# Written exercise
Write out each line word for word. Drop pictures.

# Data to use

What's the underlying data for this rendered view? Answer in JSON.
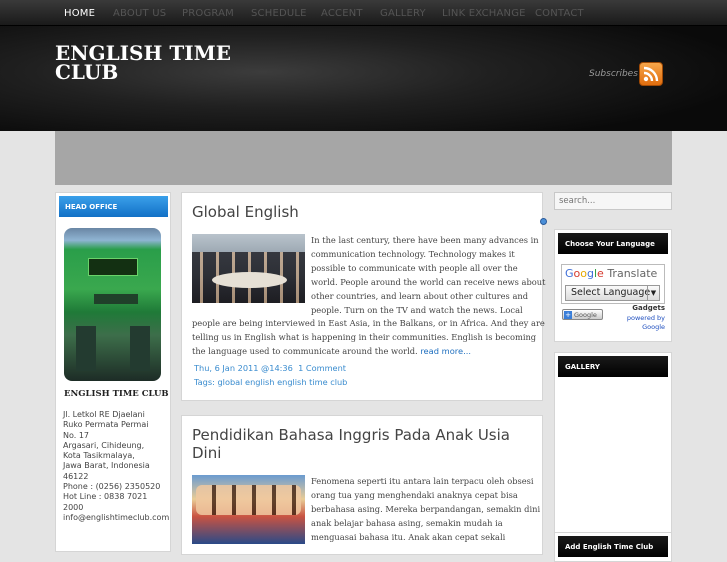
{
  "nav": {
    "items": [
      "HOME",
      "ABOUT US",
      "PROGRAM",
      "SCHEDULE",
      "ACCENT",
      "GALLERY",
      "LINK EXCHANGE",
      "CONTACT"
    ],
    "active": "HOME"
  },
  "site": {
    "title_line1": "ENGLISH TIME",
    "title_line2": "CLUB",
    "subscribe_label": "Subscribes"
  },
  "sidebar_left": {
    "heading": "HEAD OFFICE",
    "name": "ENGLISH TIME CLUB",
    "address": [
      "Jl. Letkol RE Djaelani",
      "Ruko Permata Permai",
      "No. 17",
      "Argasari, Cihideung,",
      "Kota Tasikmalaya,",
      "Jawa Barat, Indonesia",
      "46122",
      "Phone : (0256) 2350520",
      "Hot Line : 0838 7021",
      "2000",
      "info@englishtimeclub.com"
    ]
  },
  "posts": [
    {
      "title": "Global English",
      "lines_beside": [
        "In the last century, there have been many advances in",
        "communication technology. Technology makes it",
        "possible to communicate with people all over the",
        "world. People around the world can receive news about",
        "other countries, and learn about other cultures and",
        "people. Turn on the TV and watch the news. Local"
      ],
      "lines_full": [
        "people are being interviewed in East Asia, in the Balkans, or in Africa. And they are",
        "telling us in English what is happening in their communities. English is becoming"
      ],
      "last_line": "the language used to communicate around the world.",
      "read_more": "read more...",
      "date": "Thu, 6 Jan 2011 @14:36",
      "comments": "1 Comment",
      "tags": "Tags: global english english time club"
    },
    {
      "title_line1": "Pendidikan Bahasa Inggris Pada Anak Usia",
      "title_line2": "Dini",
      "lines_beside": [
        "Fenomena seperti itu antara lain terpacu oleh obsesi",
        "orang tua yang menghendaki anaknya cepat bisa",
        "berbahasa asing. Mereka berpandangan, semakin dini",
        "anak belajar bahasa asing, semakin mudah ia",
        "menguasai bahasa itu. Anak akan cepat sekali"
      ]
    }
  ],
  "sidebar_right": {
    "search_placeholder": "search...",
    "language_heading": "Choose Your Language",
    "translate_brand": "Translate",
    "select_value": "Select Language",
    "gadget_button": "Google",
    "gadgets_label": "Gadgets",
    "powered_by": "powered by",
    "powered_google": "Google",
    "gallery_heading": "GALLERY",
    "add_heading": "Add English Time Club"
  },
  "colors": {
    "link": "#1f6fbf",
    "meta": "#3a8ccf",
    "head_office_blue": "#1270c6"
  }
}
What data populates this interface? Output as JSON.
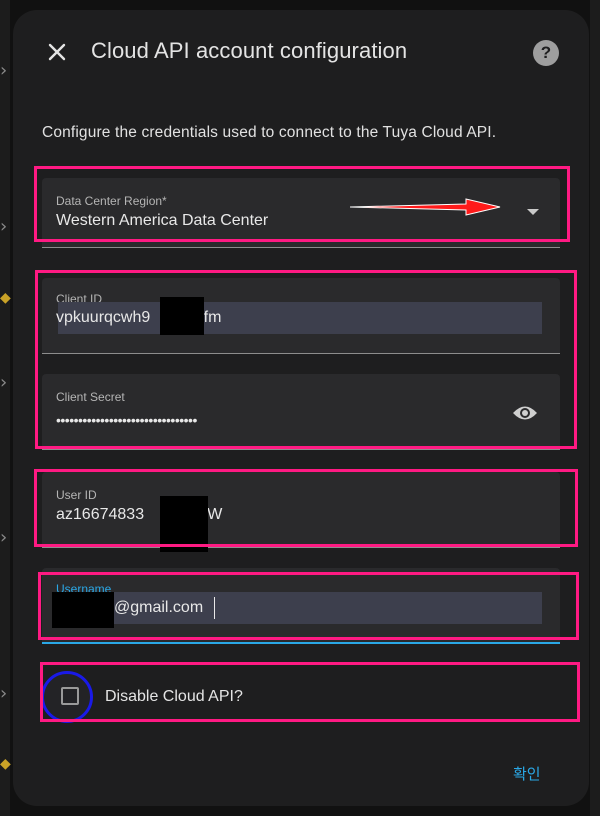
{
  "dialog": {
    "title": "Cloud API account configuration",
    "close_icon": "close-icon",
    "help_icon": "help-circle-icon",
    "help_glyph": "?",
    "description": "Configure the credentials used to connect to the Tuya Cloud API."
  },
  "fields": {
    "region": {
      "label": "Data Center Region*",
      "value": "Western America Data Center",
      "icon": "dropdown-arrow-icon"
    },
    "client_id": {
      "label": "Client ID",
      "value": "vpkuurqcwh9       7mfm"
    },
    "client_secret": {
      "label": "Client Secret",
      "value": "••••••••••••••••••••••••••••••••",
      "icon": "eye-icon"
    },
    "user_id": {
      "label": "User ID",
      "value": "az16674833      byYgW"
    },
    "username": {
      "label": "Username",
      "value": "@gmail.com"
    }
  },
  "checkbox": {
    "label": "Disable Cloud API?",
    "checked": false
  },
  "actions": {
    "confirm_label": "확인"
  },
  "colors": {
    "highlight": "#ff1a83",
    "annotation_arrow": "#ff1a1a",
    "annotation_circle": "#1a1ae8",
    "accent": "#2aa8e6"
  }
}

# Solution to this task
What's the underlying data for this rendered view? Answer in JSON.
{
  "nav": {
    "items": [
      "HOME",
      "ABOUT US",
      "PROGRAM",
      "SCHEDULE",
      "ACCENT",
      "GALLERY",
      "LINK EXCHANGE",
      "CONTACT"
    ],
    "active": "HOME"
  },
  "site": {
    "title_line1": "ENGLISH TIME",
    "title_line2": "CLUB",
    "subscribe_label": "Subscribes"
  },
  "sidebar_left": {
    "heading": "HEAD OFFICE",
    "name": "ENGLISH TIME CLUB",
    "address": [
      "Jl. Letkol RE Djaelani",
      "Ruko Permata Permai",
      "No. 17",
      "Argasari, Cihideung,",
      "Kota Tasikmalaya,",
      "Jawa Barat, Indonesia",
      "46122",
      "Phone : (0256) 2350520",
      "Hot Line : 0838 7021",
      "2000",
      "info@englishtimeclub.com"
    ]
  },
  "posts": [
    {
      "title": "Global English",
      "lines_beside": [
        "In the last century, there have been many advances in",
        "communication technology. Technology makes it",
        "possible to communicate with people all over the",
        "world. People around the world can receive news about",
        "other countries, and learn about other cultures and",
        "people. Turn on the TV and watch the news. Local"
      ],
      "lines_full": [
        "people are being interviewed in East Asia, in the Balkans, or in Africa. And they are",
        "telling us in English what is happening in their communities. English is becoming"
      ],
      "last_line": "the language used to communicate around the world.",
      "read_more": "read more...",
      "date": "Thu, 6 Jan 2011 @14:36",
      "comments": "1 Comment",
      "tags": "Tags: global english english time club"
    },
    {
      "title_line1": "Pendidikan Bahasa Inggris Pada Anak Usia",
      "title_line2": "Dini",
      "lines_beside": [
        "Fenomena seperti itu antara lain terpacu oleh obsesi",
        "orang tua yang menghendaki anaknya cepat bisa",
        "berbahasa asing. Mereka berpandangan, semakin dini",
        "anak belajar bahasa asing, semakin mudah ia",
        "menguasai bahasa itu. Anak akan cepat sekali"
      ]
    }
  ],
  "sidebar_right": {
    "search_placeholder": "search...",
    "language_heading": "Choose Your Language",
    "translate_brand": "Translate",
    "select_value": "Select Language",
    "gadget_button": "Google",
    "gadgets_label": "Gadgets",
    "powered_by": "powered by",
    "powered_google": "Google",
    "gallery_heading": "GALLERY",
    "add_heading": "Add English Time Club"
  },
  "colors": {
    "link": "#1f6fbf",
    "meta": "#3a8ccf",
    "head_office_blue": "#1270c6"
  }
}
What data populates this interface? Output as JSON.
{
  "dialog": {
    "title": "Cloud API account configuration",
    "close_icon": "close-icon",
    "help_icon": "help-circle-icon",
    "help_glyph": "?",
    "description": "Configure the credentials used to connect to the Tuya Cloud API."
  },
  "fields": {
    "region": {
      "label": "Data Center Region*",
      "value": "Western America Data Center",
      "icon": "dropdown-arrow-icon"
    },
    "client_id": {
      "label": "Client ID",
      "value": "vpkuurqcwh9       7mfm"
    },
    "client_secret": {
      "label": "Client Secret",
      "value": "••••••••••••••••••••••••••••••••",
      "icon": "eye-icon"
    },
    "user_id": {
      "label": "User ID",
      "value": "az16674833      byYgW"
    },
    "username": {
      "label": "Username",
      "value": "@gmail.com"
    }
  },
  "checkbox": {
    "label": "Disable Cloud API?",
    "checked": false
  },
  "actions": {
    "confirm_label": "확인"
  },
  "colors": {
    "highlight": "#ff1a83",
    "annotation_arrow": "#ff1a1a",
    "annotation_circle": "#1a1ae8",
    "accent": "#2aa8e6"
  }
}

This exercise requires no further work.